[BEGIN Listing]

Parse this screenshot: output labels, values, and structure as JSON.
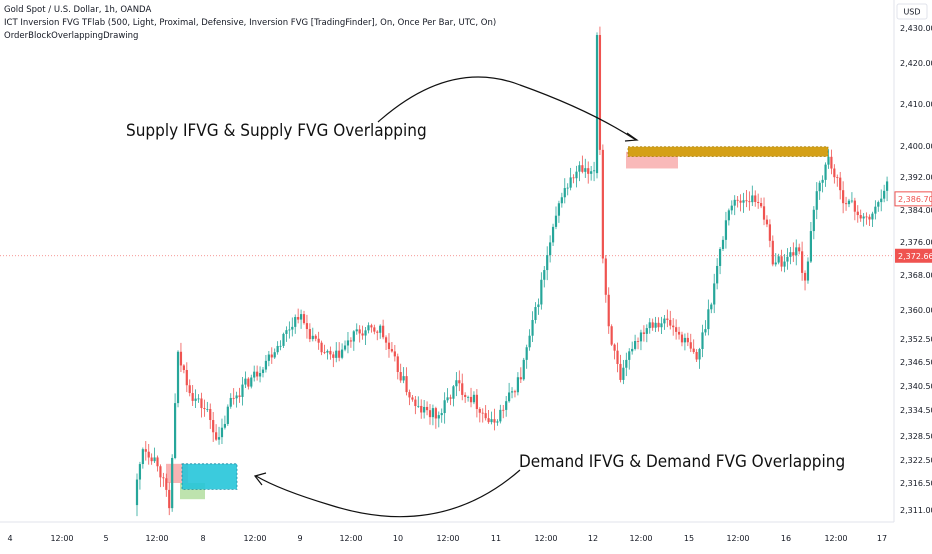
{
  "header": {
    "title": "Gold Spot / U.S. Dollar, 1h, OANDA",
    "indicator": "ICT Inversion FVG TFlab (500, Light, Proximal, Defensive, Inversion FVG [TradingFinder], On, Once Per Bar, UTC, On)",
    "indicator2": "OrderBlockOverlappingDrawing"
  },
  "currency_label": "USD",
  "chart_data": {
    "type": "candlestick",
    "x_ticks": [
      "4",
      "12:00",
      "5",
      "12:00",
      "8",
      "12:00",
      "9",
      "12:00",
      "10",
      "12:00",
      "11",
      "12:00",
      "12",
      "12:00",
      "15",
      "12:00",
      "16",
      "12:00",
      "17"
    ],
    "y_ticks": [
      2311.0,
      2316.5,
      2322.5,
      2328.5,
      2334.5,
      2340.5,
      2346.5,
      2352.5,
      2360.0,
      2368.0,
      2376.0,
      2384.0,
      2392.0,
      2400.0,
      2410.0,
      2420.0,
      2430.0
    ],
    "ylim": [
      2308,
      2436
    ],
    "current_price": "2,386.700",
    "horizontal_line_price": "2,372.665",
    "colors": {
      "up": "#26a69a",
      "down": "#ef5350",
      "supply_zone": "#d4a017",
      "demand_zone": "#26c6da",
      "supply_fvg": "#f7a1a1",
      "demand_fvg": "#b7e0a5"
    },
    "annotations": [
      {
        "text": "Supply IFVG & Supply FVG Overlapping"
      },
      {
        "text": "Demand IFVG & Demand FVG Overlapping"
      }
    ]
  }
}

[END Listing]
[BEGIN Listing]

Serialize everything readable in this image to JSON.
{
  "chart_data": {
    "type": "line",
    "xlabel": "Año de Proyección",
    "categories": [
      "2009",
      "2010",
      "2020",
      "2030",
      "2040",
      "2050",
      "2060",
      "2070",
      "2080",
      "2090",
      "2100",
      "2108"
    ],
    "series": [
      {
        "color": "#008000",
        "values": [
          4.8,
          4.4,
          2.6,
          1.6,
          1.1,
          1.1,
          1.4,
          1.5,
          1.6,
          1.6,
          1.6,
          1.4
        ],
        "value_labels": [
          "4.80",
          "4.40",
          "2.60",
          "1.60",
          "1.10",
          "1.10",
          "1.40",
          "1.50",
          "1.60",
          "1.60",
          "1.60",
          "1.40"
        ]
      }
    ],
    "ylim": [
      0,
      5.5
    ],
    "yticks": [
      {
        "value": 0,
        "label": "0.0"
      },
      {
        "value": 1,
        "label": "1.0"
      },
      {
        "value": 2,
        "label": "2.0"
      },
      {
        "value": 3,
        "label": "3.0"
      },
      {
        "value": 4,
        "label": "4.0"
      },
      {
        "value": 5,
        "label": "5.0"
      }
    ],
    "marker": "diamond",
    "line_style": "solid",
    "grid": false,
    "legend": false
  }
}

[END Listing]
[BEGIN Listing]

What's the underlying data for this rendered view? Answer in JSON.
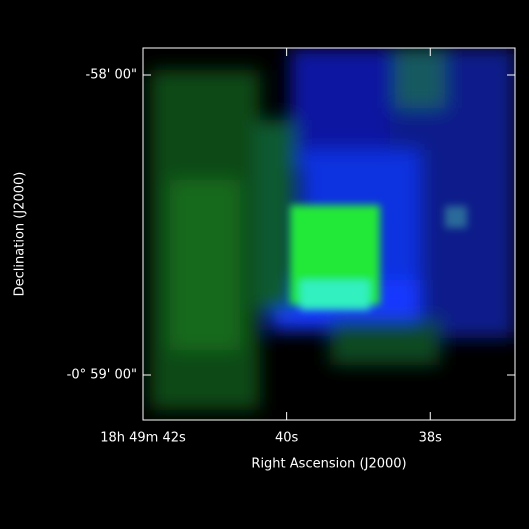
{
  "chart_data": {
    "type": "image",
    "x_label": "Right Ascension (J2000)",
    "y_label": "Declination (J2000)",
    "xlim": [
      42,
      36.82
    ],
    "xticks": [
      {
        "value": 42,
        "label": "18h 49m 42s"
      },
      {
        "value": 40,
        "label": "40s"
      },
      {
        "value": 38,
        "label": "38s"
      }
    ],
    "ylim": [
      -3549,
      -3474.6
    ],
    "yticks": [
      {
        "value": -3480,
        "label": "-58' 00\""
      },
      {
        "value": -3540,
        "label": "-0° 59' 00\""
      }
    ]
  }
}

[END Listing]

▸ Exercise directions: Report how many lines of the data contain the word "JSON", using the number alone.

▸ Right answer: 3